▶ _The task_: Check each line of the entries below for the string "wanneer"; copy every line where it appears.

## start Material shown

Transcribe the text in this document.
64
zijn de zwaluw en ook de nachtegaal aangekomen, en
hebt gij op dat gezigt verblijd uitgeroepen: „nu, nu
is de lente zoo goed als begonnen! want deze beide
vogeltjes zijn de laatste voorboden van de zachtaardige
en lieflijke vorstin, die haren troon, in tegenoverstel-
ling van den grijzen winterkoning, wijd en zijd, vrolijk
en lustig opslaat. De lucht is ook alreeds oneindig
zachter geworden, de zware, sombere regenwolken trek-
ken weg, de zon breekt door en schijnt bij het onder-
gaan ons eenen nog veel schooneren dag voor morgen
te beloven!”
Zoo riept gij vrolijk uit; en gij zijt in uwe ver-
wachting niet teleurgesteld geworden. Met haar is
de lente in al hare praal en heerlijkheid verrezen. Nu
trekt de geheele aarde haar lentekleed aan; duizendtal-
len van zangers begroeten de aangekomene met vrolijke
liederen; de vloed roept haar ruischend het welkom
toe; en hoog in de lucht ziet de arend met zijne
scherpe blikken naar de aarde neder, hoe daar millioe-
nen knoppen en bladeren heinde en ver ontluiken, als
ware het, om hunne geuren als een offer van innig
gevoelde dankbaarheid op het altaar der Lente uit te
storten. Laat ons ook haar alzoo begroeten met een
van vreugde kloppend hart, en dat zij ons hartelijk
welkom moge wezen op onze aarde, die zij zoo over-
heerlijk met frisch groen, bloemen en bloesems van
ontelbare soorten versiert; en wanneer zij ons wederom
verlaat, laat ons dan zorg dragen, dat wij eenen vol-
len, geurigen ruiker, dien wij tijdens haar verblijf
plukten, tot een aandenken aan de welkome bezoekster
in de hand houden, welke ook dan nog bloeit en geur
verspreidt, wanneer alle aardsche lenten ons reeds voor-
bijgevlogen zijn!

## end Material shown

▶ _Full output_:
ontelbare soorten versiert; en wanneer zij ons wederom
verspreidt, wanneer alle aardsche lenten ons reeds voor-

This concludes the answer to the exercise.